> **Aim**: Where a line holds the string "this", return that line.

> **Supplied material**:

---*---

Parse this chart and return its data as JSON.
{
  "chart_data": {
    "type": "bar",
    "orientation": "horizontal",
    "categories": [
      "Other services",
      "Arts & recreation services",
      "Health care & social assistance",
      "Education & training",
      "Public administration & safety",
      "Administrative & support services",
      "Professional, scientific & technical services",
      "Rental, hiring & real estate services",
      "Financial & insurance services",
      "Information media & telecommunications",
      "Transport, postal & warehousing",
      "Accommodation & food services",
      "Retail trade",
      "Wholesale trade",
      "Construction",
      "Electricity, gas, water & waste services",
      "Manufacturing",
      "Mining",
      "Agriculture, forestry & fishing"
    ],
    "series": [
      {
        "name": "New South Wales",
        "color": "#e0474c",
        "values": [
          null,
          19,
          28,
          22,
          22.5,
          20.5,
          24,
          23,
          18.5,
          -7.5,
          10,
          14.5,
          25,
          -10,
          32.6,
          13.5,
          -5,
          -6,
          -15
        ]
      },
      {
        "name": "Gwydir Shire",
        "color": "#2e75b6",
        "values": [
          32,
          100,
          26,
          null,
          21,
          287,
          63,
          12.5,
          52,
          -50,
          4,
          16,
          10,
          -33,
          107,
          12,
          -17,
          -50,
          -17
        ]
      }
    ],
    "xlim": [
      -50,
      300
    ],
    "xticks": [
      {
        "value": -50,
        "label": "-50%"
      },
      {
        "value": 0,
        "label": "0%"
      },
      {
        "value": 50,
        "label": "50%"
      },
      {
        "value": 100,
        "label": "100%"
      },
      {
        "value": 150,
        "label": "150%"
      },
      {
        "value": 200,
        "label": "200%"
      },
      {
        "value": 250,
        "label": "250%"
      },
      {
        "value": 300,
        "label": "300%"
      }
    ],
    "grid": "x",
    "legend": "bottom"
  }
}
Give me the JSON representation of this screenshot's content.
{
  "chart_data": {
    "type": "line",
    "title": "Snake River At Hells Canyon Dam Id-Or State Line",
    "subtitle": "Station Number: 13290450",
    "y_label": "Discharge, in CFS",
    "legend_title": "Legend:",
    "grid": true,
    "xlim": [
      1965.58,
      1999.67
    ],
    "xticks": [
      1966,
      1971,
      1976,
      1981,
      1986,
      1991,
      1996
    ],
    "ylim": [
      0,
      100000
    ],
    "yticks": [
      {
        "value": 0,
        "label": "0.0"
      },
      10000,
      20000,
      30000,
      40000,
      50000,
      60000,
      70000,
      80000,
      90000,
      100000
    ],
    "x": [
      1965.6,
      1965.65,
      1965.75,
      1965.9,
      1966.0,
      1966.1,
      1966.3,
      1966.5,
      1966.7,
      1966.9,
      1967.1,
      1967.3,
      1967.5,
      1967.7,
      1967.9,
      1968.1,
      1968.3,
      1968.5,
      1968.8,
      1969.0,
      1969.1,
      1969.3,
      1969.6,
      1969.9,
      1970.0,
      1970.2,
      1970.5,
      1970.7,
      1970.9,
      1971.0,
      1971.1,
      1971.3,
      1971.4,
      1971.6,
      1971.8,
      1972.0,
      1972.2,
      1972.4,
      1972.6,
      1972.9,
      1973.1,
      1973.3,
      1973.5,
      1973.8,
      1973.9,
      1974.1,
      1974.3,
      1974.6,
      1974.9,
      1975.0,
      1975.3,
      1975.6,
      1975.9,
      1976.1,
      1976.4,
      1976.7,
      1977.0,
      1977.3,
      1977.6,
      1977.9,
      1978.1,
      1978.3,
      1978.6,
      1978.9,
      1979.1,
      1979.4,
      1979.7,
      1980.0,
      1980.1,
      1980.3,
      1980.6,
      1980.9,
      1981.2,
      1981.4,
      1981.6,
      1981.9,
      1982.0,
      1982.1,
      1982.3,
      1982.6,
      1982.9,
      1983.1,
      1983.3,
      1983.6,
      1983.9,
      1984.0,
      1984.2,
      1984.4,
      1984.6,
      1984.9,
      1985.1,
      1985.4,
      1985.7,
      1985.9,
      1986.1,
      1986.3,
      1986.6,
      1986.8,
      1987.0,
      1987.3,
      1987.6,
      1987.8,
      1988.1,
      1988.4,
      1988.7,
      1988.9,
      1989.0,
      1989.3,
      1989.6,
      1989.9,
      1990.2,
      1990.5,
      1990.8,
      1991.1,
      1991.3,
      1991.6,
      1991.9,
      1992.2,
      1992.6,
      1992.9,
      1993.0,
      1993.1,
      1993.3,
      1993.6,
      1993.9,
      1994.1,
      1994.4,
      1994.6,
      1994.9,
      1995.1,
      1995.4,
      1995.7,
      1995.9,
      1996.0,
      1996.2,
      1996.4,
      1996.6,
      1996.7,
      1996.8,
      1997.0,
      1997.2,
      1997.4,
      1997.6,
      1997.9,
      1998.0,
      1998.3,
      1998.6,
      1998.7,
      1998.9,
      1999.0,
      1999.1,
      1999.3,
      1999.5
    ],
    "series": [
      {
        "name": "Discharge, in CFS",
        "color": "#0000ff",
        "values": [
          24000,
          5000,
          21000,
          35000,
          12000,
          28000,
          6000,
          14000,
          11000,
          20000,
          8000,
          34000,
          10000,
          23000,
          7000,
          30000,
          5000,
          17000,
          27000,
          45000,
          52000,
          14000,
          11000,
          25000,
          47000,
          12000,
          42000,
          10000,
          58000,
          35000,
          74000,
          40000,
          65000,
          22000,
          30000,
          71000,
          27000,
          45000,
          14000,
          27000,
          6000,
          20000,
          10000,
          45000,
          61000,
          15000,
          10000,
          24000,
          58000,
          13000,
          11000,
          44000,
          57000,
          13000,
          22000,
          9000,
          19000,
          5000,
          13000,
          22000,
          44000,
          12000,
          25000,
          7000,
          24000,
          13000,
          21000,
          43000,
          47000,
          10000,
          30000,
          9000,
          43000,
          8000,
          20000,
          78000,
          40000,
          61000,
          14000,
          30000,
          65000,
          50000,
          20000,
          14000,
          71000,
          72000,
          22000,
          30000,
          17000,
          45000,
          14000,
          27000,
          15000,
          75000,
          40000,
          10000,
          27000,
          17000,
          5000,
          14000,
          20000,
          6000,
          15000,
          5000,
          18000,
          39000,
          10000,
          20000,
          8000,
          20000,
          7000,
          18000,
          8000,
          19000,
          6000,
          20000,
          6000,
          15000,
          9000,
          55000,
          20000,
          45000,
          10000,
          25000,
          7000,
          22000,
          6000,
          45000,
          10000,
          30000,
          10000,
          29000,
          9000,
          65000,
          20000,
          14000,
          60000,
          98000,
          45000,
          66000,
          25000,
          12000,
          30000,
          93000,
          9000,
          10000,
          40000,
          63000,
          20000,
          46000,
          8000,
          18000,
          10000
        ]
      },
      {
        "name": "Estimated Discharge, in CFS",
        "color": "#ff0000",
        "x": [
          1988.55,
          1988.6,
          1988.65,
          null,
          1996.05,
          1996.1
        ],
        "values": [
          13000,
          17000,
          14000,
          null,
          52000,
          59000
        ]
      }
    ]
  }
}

---*---

> **Written solution**:
Parse this chart and return its data as JSON.
Give me the JSON representation of this screenshot's content.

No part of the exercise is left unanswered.